Below are some records; give them all again exactly, but not the pictures.

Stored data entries
(begin)

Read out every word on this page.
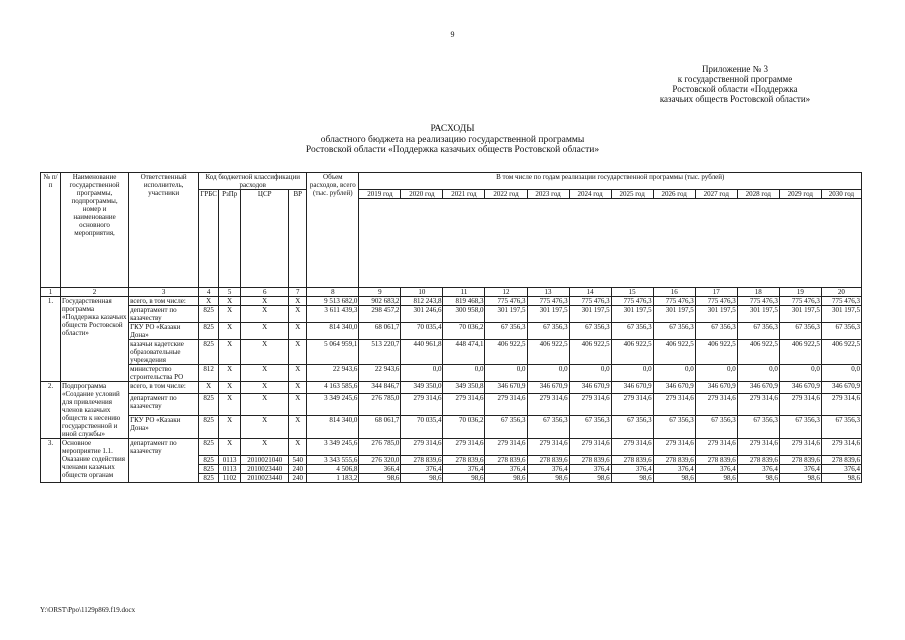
9
Приложение № 3
к государственной программе
Ростовской области «Поддержка
казачьих обществ Ростовской области»
РАСХОДЫ
областного бюджета на реализацию государственной программы
Ростовской области «Поддержка казачьих обществ Ростовской области»
№ п/п	Наименование государственной программы, подпрограммы, номер и наименование основного мероприятия,	Ответственный исполнитель, участники	Код бюджетной классификации расходов				Объем расходов, всего (тыс. рублей)	В том числе по годам реализации государственной программы (тыс. рублей)											
			ГРБС	РзПр	ЦСР	ВР		2019 год	2020 год	2021 год	2022 год	2023 год	2024 год	2025 год	2026 год	2027 год	2028 год	2029 год	2030 год

1	2	3	4	5	6	7	8	9	10	11	12	13	14	15	16	17	18	19	20
1.	Государственная программа «Поддержка казачьих обществ Ростовской области»	всего, в том числе:	X	X	X	X	9 513 682,0	902 683,2	812 243,8	819 468,3	775 476,3	775 476,3	775 476,3	775 476,3	775 476,3	775 476,3	775 476,3	775 476,3	775 476,3
		департамент по казачеству	825	X	X	X	3 611 439,3	298 457,2	301 246,6	300 958,0	301 197,5	301 197,5	301 197,5	301 197,5	301 197,5	301 197,5	301 197,5	301 197,5	301 197,5
		ГКУ РО «Казаки Дона»	825	X	X	X	814 340,0	68 061,7	70 035,4	70 036,2	67 356,3	67 356,3	67 356,3	67 356,3	67 356,3	67 356,3	67 356,3	67 356,3	67 356,3
		казачьи кадетские образовательные учреждения	825	X	X	X	5 064 959,1	513 220,7	440 961,8	448 474,1	406 922,5	406 922,5	406 922,5	406 922,5	406 922,5	406 922,5	406 922,5	406 922,5	406 922,5
		министерство строительства РО	812	X	X	X	22 943,6	22 943,6	0,0	0,0	0,0	0,0	0,0	0,0	0,0	0,0	0,0	0,0	0,0
2.	Подпрограмма «Создание условий для привлечения членов казачьих обществ к несению государственной и иной службы»	всего, в том числе:	X	X	X	X	4 163 585,6	344 846,7	349 350,0	349 350,8	346 670,9	346 670,9	346 670,9	346 670,9	346 670,9	346 670,9	346 670,9	346 670,9	346 670,9
		департамент по казачеству	825	X	X	X	3 349 245,6	276 785,0	279 314,6	279 314,6	279 314,6	279 314,6	279 314,6	279 314,6	279 314,6	279 314,6	279 314,6	279 314,6	279 314,6
		ГКУ РО «Казаки Дона»	825	X	X	X	814 340,0	68 061,7	70 035,4	70 036,2	67 356,3	67 356,3	67 356,3	67 356,3	67 356,3	67 356,3	67 356,3	67 356,3	67 356,3
3.	Основное мероприятие 1.1. Оказание содействия членами казачьих обществ органам	департамент по казачеству	825	X	X	X	3 349 245,6	276 785,0	279 314,6	279 314,6	279 314,6	279 314,6	279 314,6	279 314,6	279 314,6	279 314,6	279 314,6	279 314,6	279 314,6
			825	0113	2010021040	540	3 343 555,6	276 320,0	278 839,6	278 839,6	278 839,6	278 839,6	278 839,6	278 839,6	278 839,6	278 839,6	278 839,6	278 839,6	278 839,6
			825	0113	2010023440	240	4 506,8	366,4	376,4	376,4	376,4	376,4	376,4	376,4	376,4	376,4	376,4	376,4	376,4
			825	1102	2010023440	240	1 183,2	98,6	98,6	98,6	98,6	98,6	98,6	98,6	98,6	98,6	98,6	98,6	98,6
Y:\ORST\Ppo\1129p869.f19.docx
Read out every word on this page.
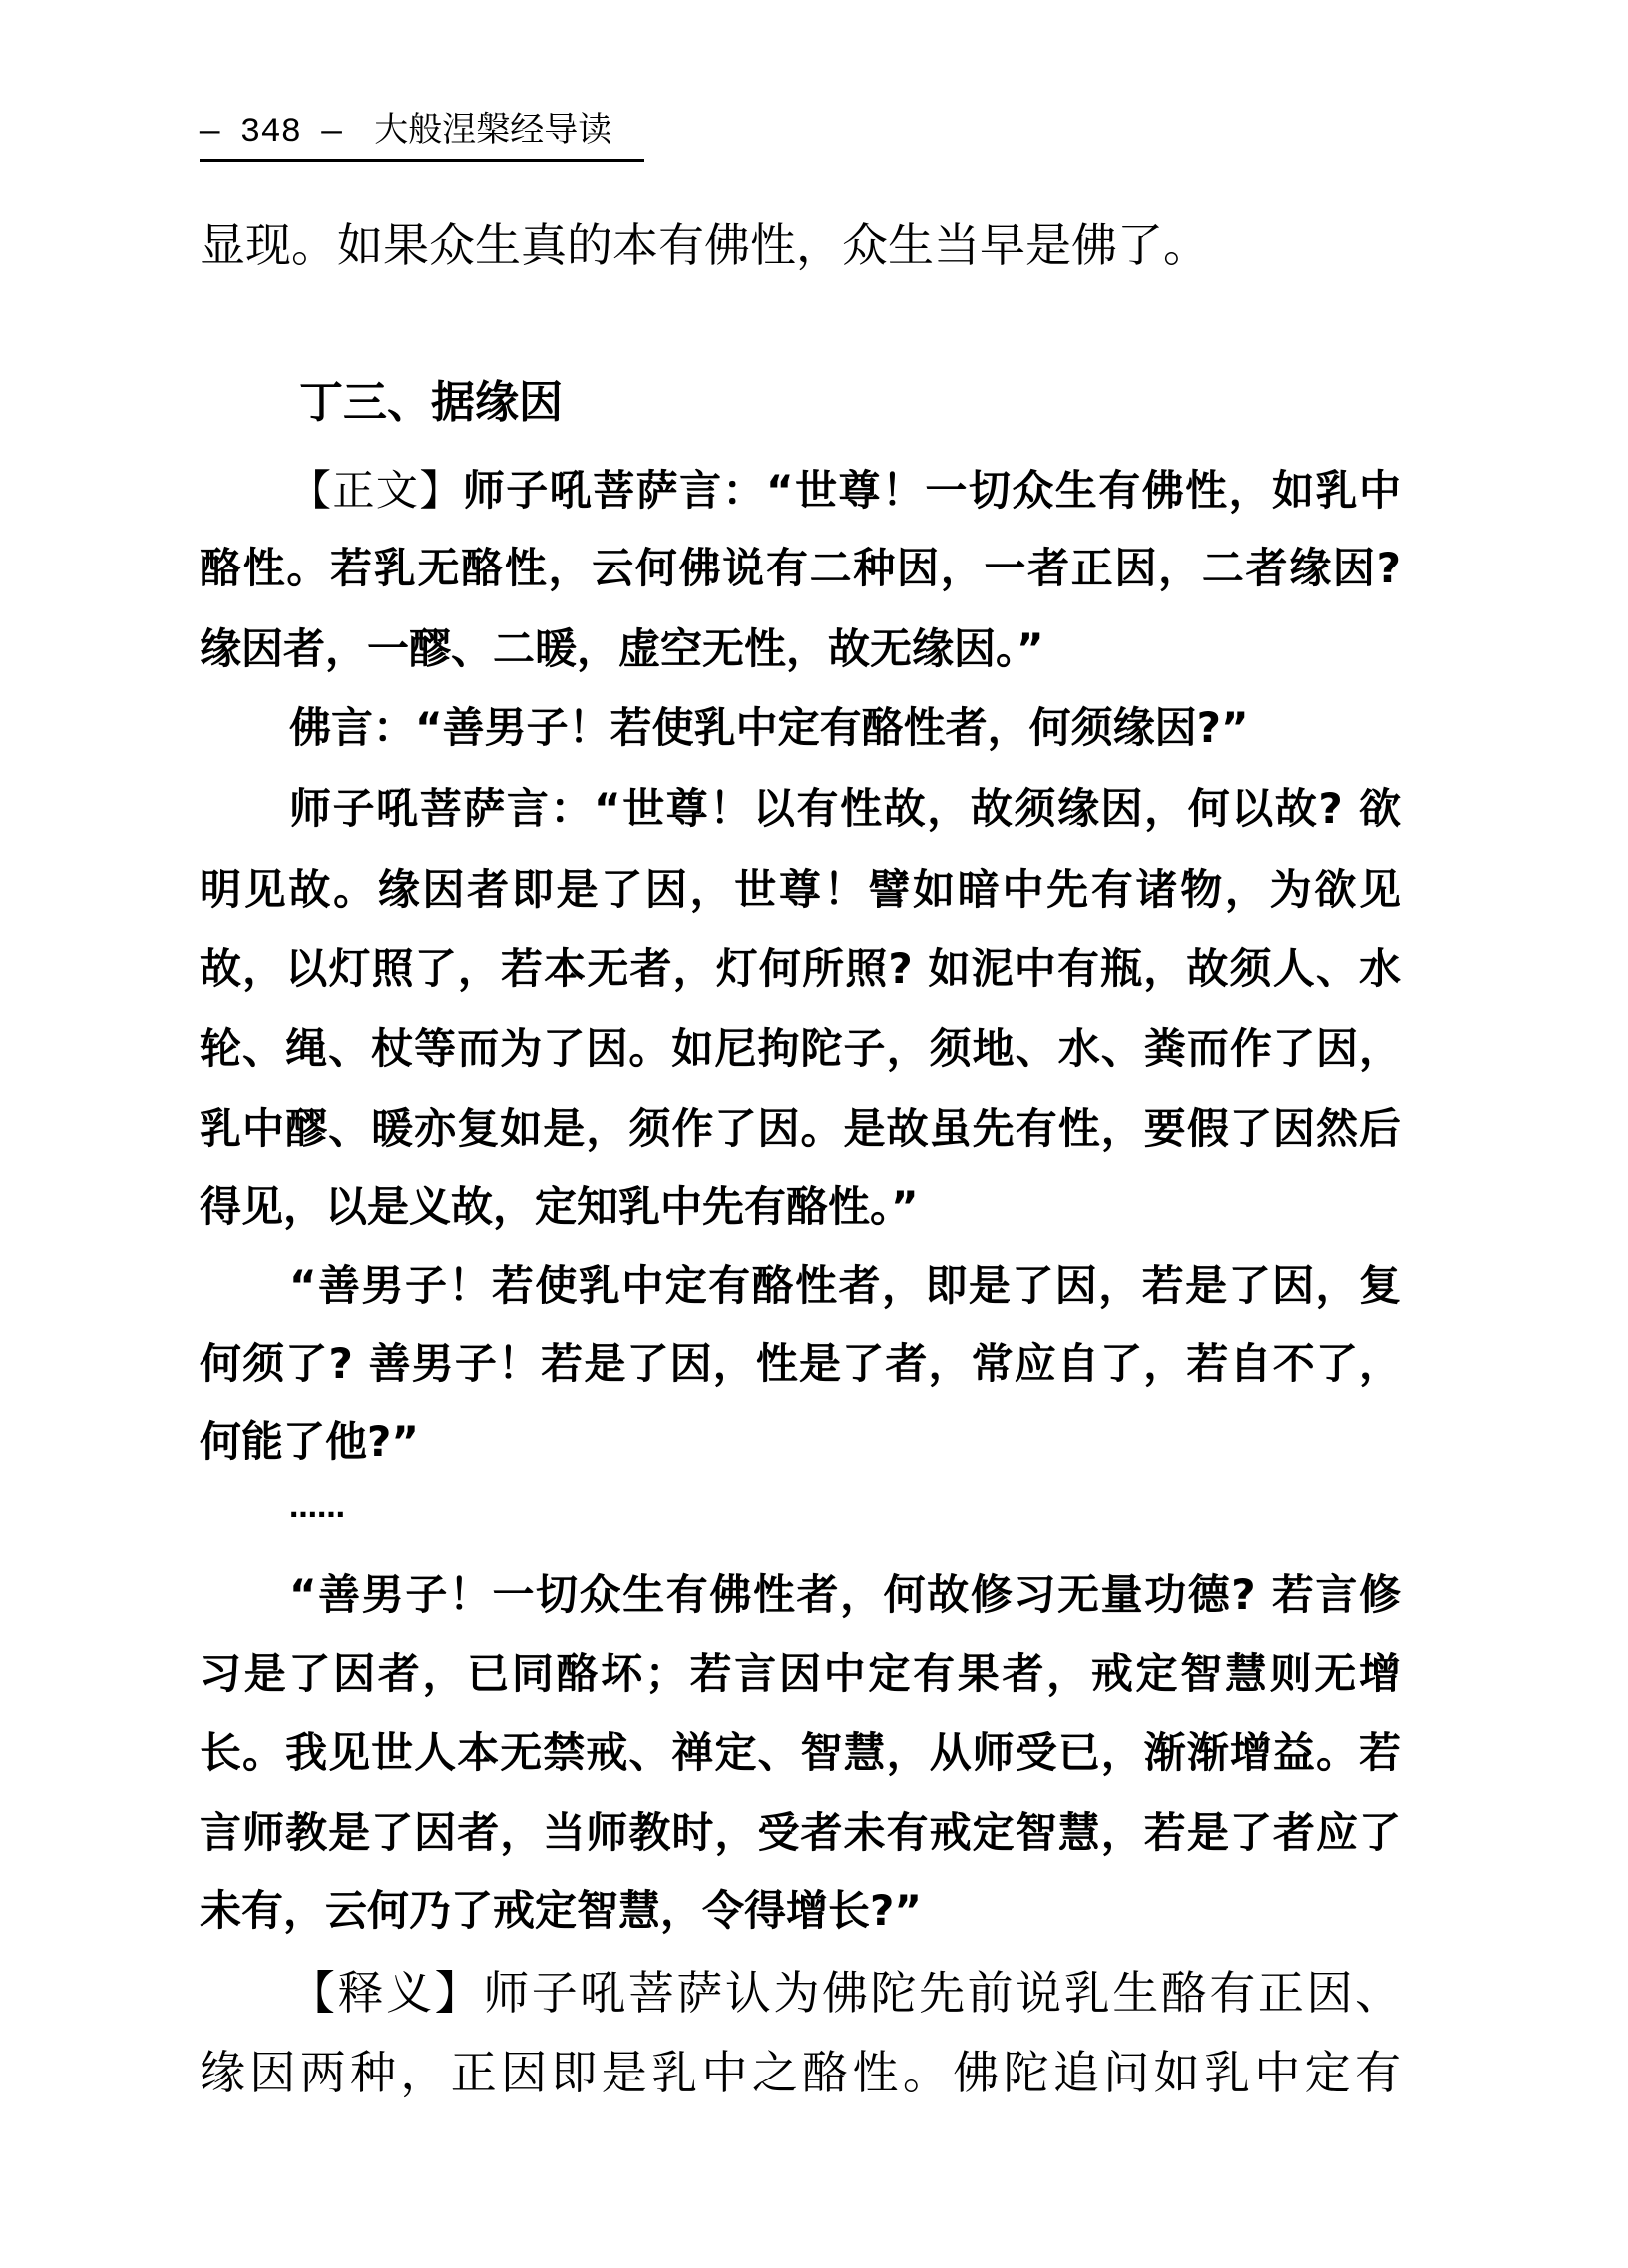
— 348 — 大般涅槃经导读
显现。如果众生真的本有佛性，众生当早是佛了。
丁三、据缘因
【正文】师子吼菩萨言：“世尊！一切众生有佛性，如乳中
酪性。若乳无酪性，云何佛说有二种因，一者正因，二者缘因?
缘因者，一醪、二暖，虚空无性，故无缘因。”
佛言：“善男子！若使乳中定有酪性者，何须缘因?”
师子吼菩萨言：“世尊！以有性故，故须缘因，何以故? 欲
明见故。缘因者即是了因，世尊！譬如暗中先有诸物，为欲见
故，以灯照了，若本无者，灯何所照? 如泥中有瓶，故须人、水
轮、绳、杖等而为了因。如尼拘陀子，须地、水、粪而作了因，
乳中醪、暖亦复如是，须作了因。是故虽先有性，要假了因然后
得见，以是义故，定知乳中先有酪性。”
“善男子！若使乳中定有酪性者，即是了因，若是了因，复
何须了? 善男子！若是了因，性是了者，常应自了，若自不了，
何能了他?”
……
“善男子！一切众生有佛性者，何故修习无量功德? 若言修
习是了因者，已同酪坏；若言因中定有果者，戒定智慧则无增
长。我见世人本无禁戒、禅定、智慧，从师受已，渐渐增益。若
言师教是了因者，当师教时，受者未有戒定智慧，若是了者应了
未有，云何乃了戒定智慧，令得增长?”
【释义】师子吼菩萨认为佛陀先前说乳生酪有正因、
缘因两种，正因即是乳中之酪性。佛陀追问如乳中定有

(end)

▸ Reply to the task:
Read out every word on this page.
9
Приложение № 3
к государственной программе
Ростовской области «Поддержка
казачьих обществ Ростовской области»
РАСХОДЫ
областного бюджета на реализацию государственной программы
Ростовской области «Поддержка казачьих обществ Ростовской области»
№ п/п	Наименование государственной программы, подпрограммы, номер и наименование основного мероприятия,	Ответственный исполнитель, участники	Код бюджетной классификации расходов				Объем расходов, всего (тыс. рублей)	В том числе по годам реализации государственной программы (тыс. рублей)											
			ГРБС	РзПр	ЦСР	ВР		2019 год	2020 год	2021 год	2022 год	2023 год	2024 год	2025 год	2026 год	2027 год	2028 год	2029 год	2030 год

1	2	3	4	5	6	7	8	9	10	11	12	13	14	15	16	17	18	19	20
1.	Государственная программа «Поддержка казачьих обществ Ростовской области»	всего, в том числе:	X	X	X	X	9 513 682,0	902 683,2	812 243,8	819 468,3	775 476,3	775 476,3	775 476,3	775 476,3	775 476,3	775 476,3	775 476,3	775 476,3	775 476,3
		департамент по казачеству	825	X	X	X	3 611 439,3	298 457,2	301 246,6	300 958,0	301 197,5	301 197,5	301 197,5	301 197,5	301 197,5	301 197,5	301 197,5	301 197,5	301 197,5
		ГКУ РО «Казаки Дона»	825	X	X	X	814 340,0	68 061,7	70 035,4	70 036,2	67 356,3	67 356,3	67 356,3	67 356,3	67 356,3	67 356,3	67 356,3	67 356,3	67 356,3
		казачьи кадетские образовательные учреждения	825	X	X	X	5 064 959,1	513 220,7	440 961,8	448 474,1	406 922,5	406 922,5	406 922,5	406 922,5	406 922,5	406 922,5	406 922,5	406 922,5	406 922,5
		министерство строительства РО	812	X	X	X	22 943,6	22 943,6	0,0	0,0	0,0	0,0	0,0	0,0	0,0	0,0	0,0	0,0	0,0
2.	Подпрограмма «Создание условий для привлечения членов казачьих обществ к несению государственной и иной службы»	всего, в том числе:	X	X	X	X	4 163 585,6	344 846,7	349 350,0	349 350,8	346 670,9	346 670,9	346 670,9	346 670,9	346 670,9	346 670,9	346 670,9	346 670,9	346 670,9
		департамент по казачеству	825	X	X	X	3 349 245,6	276 785,0	279 314,6	279 314,6	279 314,6	279 314,6	279 314,6	279 314,6	279 314,6	279 314,6	279 314,6	279 314,6	279 314,6
		ГКУ РО «Казаки Дона»	825	X	X	X	814 340,0	68 061,7	70 035,4	70 036,2	67 356,3	67 356,3	67 356,3	67 356,3	67 356,3	67 356,3	67 356,3	67 356,3	67 356,3
3.	Основное мероприятие 1.1. Оказание содействия членами казачьих обществ органам	департамент по казачеству	825	X	X	X	3 349 245,6	276 785,0	279 314,6	279 314,6	279 314,6	279 314,6	279 314,6	279 314,6	279 314,6	279 314,6	279 314,6	279 314,6	279 314,6
			825	0113	2010021040	540	3 343 555,6	276 320,0	278 839,6	278 839,6	278 839,6	278 839,6	278 839,6	278 839,6	278 839,6	278 839,6	278 839,6	278 839,6	278 839,6
			825	0113	2010023440	240	4 506,8	366,4	376,4	376,4	376,4	376,4	376,4	376,4	376,4	376,4	376,4	376,4	376,4
			825	1102	2010023440	240	1 183,2	98,6	98,6	98,6	98,6	98,6	98,6	98,6	98,6	98,6	98,6	98,6	98,6
Y:\ORST\Ppo\1129p869.f19.docx
Read out every word on this page.
— 348 — 大般涅槃经导读
显现。如果众生真的本有佛性，众生当早是佛了。
丁三、据缘因
【正文】师子吼菩萨言：“世尊！一切众生有佛性，如乳中
酪性。若乳无酪性，云何佛说有二种因，一者正因，二者缘因?
缘因者，一醪、二暖，虚空无性，故无缘因。”
佛言：“善男子！若使乳中定有酪性者，何须缘因?”
师子吼菩萨言：“世尊！以有性故，故须缘因，何以故? 欲
明见故。缘因者即是了因，世尊！譬如暗中先有诸物，为欲见
故，以灯照了，若本无者，灯何所照? 如泥中有瓶，故须人、水
轮、绳、杖等而为了因。如尼拘陀子，须地、水、粪而作了因，
乳中醪、暖亦复如是，须作了因。是故虽先有性，要假了因然后
得见，以是义故，定知乳中先有酪性。”
“善男子！若使乳中定有酪性者，即是了因，若是了因，复
何须了? 善男子！若是了因，性是了者，常应自了，若自不了，
何能了他?”
……
“善男子！一切众生有佛性者，何故修习无量功德? 若言修
习是了因者，已同酪坏；若言因中定有果者，戒定智慧则无增
长。我见世人本无禁戒、禅定、智慧，从师受已，渐渐增益。若
言师教是了因者，当师教时，受者未有戒定智慧，若是了者应了
未有，云何乃了戒定智慧，令得增长?”
【释义】师子吼菩萨认为佛陀先前说乳生酪有正因、
缘因两种，正因即是乳中之酪性。佛陀追问如乳中定有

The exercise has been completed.